** SHORT EXERCISE **
Go over the entries below line by line, copying each one that contains the word "does".

** SOURCE RECORDS **
------
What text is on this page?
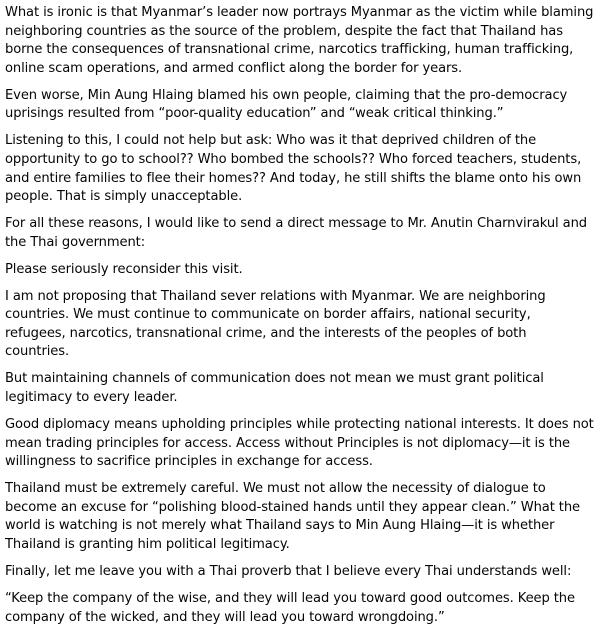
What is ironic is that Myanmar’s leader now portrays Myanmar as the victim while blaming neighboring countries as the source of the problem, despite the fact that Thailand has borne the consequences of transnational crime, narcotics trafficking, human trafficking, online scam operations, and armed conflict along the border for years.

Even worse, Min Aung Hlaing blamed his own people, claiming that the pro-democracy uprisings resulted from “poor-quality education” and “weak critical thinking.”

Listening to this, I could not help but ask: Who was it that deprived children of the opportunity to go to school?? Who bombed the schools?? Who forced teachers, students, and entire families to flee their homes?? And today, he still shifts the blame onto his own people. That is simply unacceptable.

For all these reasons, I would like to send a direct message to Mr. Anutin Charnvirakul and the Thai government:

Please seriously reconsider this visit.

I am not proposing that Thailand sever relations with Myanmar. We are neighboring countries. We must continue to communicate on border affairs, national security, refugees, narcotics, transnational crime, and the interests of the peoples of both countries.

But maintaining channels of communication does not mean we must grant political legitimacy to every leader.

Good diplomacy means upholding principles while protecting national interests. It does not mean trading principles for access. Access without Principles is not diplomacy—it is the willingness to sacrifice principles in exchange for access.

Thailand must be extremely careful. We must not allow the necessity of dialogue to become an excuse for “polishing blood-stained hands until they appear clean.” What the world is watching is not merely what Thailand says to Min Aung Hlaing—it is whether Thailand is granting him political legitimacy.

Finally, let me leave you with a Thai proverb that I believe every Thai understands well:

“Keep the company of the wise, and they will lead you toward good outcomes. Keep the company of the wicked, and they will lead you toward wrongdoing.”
------
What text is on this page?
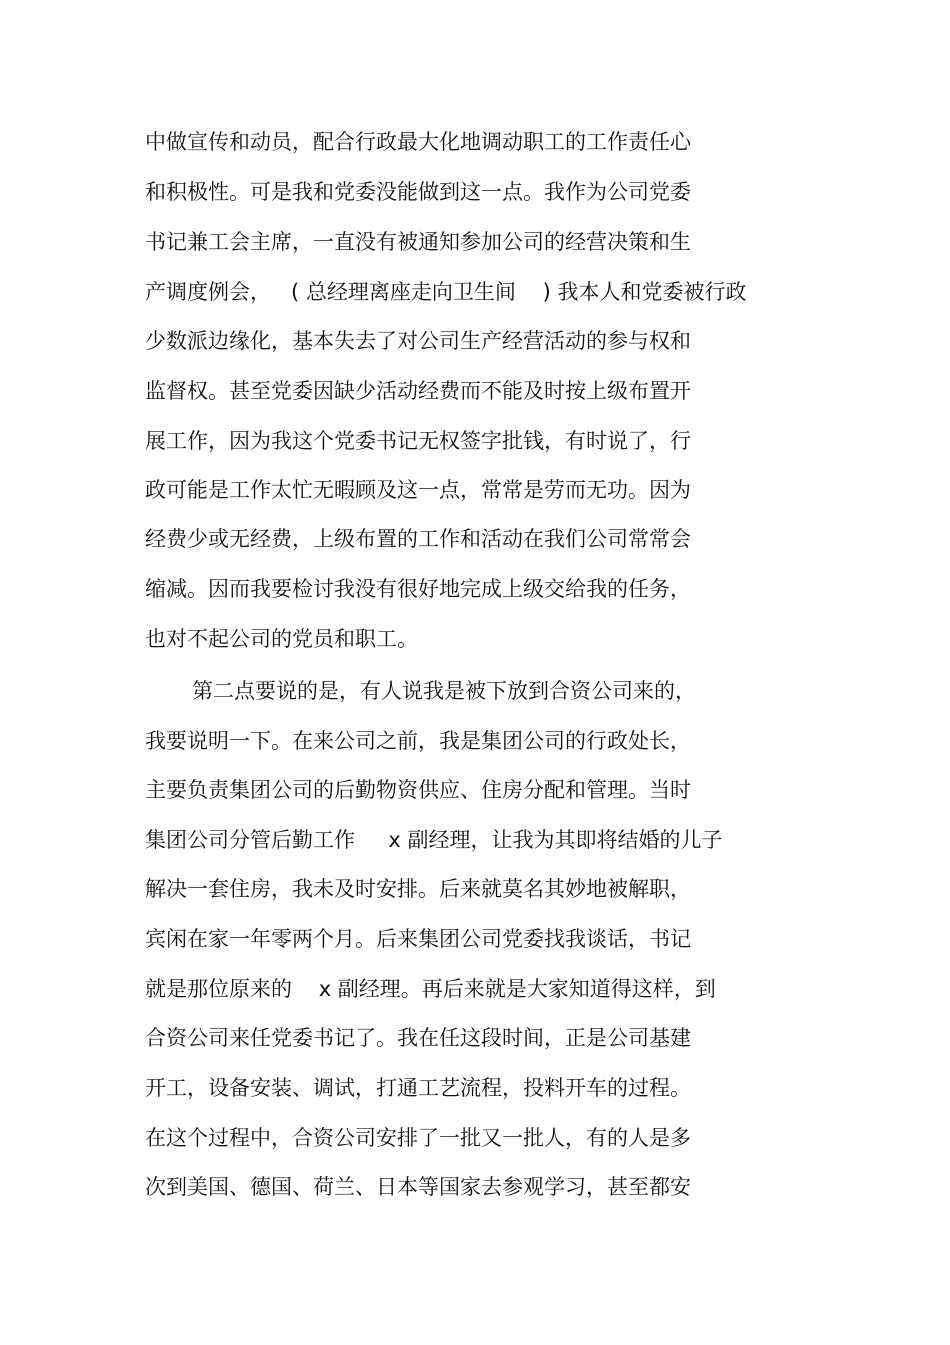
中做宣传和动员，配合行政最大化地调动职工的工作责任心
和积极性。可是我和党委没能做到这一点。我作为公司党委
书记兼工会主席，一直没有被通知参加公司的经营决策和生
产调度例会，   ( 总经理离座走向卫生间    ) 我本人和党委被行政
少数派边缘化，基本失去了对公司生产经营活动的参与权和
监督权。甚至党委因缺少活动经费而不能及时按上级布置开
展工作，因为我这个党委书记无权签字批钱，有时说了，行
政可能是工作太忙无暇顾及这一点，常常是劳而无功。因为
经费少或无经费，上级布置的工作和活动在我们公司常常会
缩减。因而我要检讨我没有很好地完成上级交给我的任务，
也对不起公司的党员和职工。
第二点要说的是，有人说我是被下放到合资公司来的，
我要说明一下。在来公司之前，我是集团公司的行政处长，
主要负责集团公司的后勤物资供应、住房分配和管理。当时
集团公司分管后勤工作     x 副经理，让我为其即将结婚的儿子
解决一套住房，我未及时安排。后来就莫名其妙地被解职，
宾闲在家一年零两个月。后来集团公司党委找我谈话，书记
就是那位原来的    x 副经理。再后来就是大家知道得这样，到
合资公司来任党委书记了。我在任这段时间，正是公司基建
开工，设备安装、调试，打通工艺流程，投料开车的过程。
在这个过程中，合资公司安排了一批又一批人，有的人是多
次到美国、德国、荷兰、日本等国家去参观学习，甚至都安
------
** EXERCISE RESULT **
But maintaining channels of communication does not mean we must grant political legitimacy to every leader.
Good diplomacy means upholding principles while protecting national interests. It does not mean trading principles for access. Access without Principles is not diplomacy—it is the willingness to sacrifice principles in exchange for access.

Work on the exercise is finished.